Set down each entry from the block beneath, exactly as written.

════

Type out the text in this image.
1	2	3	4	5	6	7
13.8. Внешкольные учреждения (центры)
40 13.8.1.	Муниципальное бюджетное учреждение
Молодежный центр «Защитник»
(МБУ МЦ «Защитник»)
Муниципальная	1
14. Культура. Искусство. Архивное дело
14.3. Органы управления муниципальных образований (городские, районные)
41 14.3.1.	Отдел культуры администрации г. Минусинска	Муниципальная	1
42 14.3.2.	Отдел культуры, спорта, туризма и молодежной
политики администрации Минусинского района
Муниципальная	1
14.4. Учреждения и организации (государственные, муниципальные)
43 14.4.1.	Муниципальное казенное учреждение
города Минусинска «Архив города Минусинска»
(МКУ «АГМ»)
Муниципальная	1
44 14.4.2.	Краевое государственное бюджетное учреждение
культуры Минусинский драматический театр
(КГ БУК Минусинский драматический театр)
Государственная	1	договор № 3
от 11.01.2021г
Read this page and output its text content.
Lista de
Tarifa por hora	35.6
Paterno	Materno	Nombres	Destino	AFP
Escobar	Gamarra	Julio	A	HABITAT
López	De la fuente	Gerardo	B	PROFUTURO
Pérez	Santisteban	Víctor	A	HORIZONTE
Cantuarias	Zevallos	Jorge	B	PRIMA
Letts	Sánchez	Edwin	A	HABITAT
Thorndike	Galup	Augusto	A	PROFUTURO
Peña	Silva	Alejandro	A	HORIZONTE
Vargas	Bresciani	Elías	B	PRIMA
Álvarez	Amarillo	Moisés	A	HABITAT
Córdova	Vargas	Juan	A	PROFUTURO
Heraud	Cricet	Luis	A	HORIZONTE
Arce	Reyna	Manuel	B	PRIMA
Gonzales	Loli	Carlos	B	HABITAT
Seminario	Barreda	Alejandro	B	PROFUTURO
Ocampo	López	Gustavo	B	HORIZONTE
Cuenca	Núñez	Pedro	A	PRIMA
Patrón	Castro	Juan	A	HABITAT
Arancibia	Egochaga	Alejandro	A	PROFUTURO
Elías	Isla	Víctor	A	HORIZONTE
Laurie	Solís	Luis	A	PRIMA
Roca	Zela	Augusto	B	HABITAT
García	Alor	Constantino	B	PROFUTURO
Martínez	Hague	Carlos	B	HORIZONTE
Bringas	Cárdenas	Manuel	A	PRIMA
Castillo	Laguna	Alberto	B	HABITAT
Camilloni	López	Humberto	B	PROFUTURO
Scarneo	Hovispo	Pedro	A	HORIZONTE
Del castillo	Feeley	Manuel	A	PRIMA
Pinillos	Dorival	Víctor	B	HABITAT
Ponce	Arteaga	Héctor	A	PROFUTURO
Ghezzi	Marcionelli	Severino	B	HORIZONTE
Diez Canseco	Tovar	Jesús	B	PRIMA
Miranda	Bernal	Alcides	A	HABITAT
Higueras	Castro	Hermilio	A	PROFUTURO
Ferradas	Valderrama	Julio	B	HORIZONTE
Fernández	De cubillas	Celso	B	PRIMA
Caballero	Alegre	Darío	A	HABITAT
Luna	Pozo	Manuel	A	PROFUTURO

════

● **Result for this exercise**:
Type out the text in this image.
1	2	3	4	5	6	7
13.8. Внешкольные учреждения (центры)
40 13.8.1.	Муниципальное бюджетное учреждение
Молодежный центр «Защитник»
(МБУ МЦ «Защитник»)
Муниципальная	1
14. Культура. Искусство. Архивное дело
14.3. Органы управления муниципальных образований (городские, районные)
41 14.3.1.	Отдел культуры администрации г. Минусинска	Муниципальная	1
42 14.3.2.	Отдел культуры, спорта, туризма и молодежной
политики администрации Минусинского района
Муниципальная	1
14.4. Учреждения и организации (государственные, муниципальные)
43 14.4.1.	Муниципальное казенное учреждение
города Минусинска «Архив города Минусинска»
(МКУ «АГМ»)
Муниципальная	1
44 14.4.2.	Краевое государственное бюджетное учреждение
культуры Минусинский драматический театр
(КГ БУК Минусинский драматический театр)
Государственная	1	договор № 3
от 11.01.2021г
Read this page and output its text content.
Lista de
Tarifa por hora	35.6
Paterno	Materno	Nombres	Destino	AFP
Escobar	Gamarra	Julio	A	HABITAT
López	De la fuente	Gerardo	B	PROFUTURO
Pérez	Santisteban	Víctor	A	HORIZONTE
Cantuarias	Zevallos	Jorge	B	PRIMA
Letts	Sánchez	Edwin	A	HABITAT
Thorndike	Galup	Augusto	A	PROFUTURO
Peña	Silva	Alejandro	A	HORIZONTE
Vargas	Bresciani	Elías	B	PRIMA
Álvarez	Amarillo	Moisés	A	HABITAT
Córdova	Vargas	Juan	A	PROFUTURO
Heraud	Cricet	Luis	A	HORIZONTE
Arce	Reyna	Manuel	B	PRIMA
Gonzales	Loli	Carlos	B	HABITAT
Seminario	Barreda	Alejandro	B	PROFUTURO
Ocampo	López	Gustavo	B	HORIZONTE
Cuenca	Núñez	Pedro	A	PRIMA
Patrón	Castro	Juan	A	HABITAT
Arancibia	Egochaga	Alejandro	A	PROFUTURO
Elías	Isla	Víctor	A	HORIZONTE
Laurie	Solís	Luis	A	PRIMA
Roca	Zela	Augusto	B	HABITAT
García	Alor	Constantino	B	PROFUTURO
Martínez	Hague	Carlos	B	HORIZONTE
Bringas	Cárdenas	Manuel	A	PRIMA
Castillo	Laguna	Alberto	B	HABITAT
Camilloni	López	Humberto	B	PROFUTURO
Scarneo	Hovispo	Pedro	A	HORIZONTE
Del castillo	Feeley	Manuel	A	PRIMA
Pinillos	Dorival	Víctor	B	HABITAT
Ponce	Arteaga	Héctor	A	PROFUTURO
Ghezzi	Marcionelli	Severino	B	HORIZONTE
Diez Canseco	Tovar	Jesús	B	PRIMA
Miranda	Bernal	Alcides	A	HABITAT
Higueras	Castro	Hermilio	A	PROFUTURO
Ferradas	Valderrama	Julio	B	HORIZONTE
Fernández	De cubillas	Celso	B	PRIMA
Caballero	Alegre	Darío	A	HABITAT
Luna	Pozo	Manuel	A	PROFUTURO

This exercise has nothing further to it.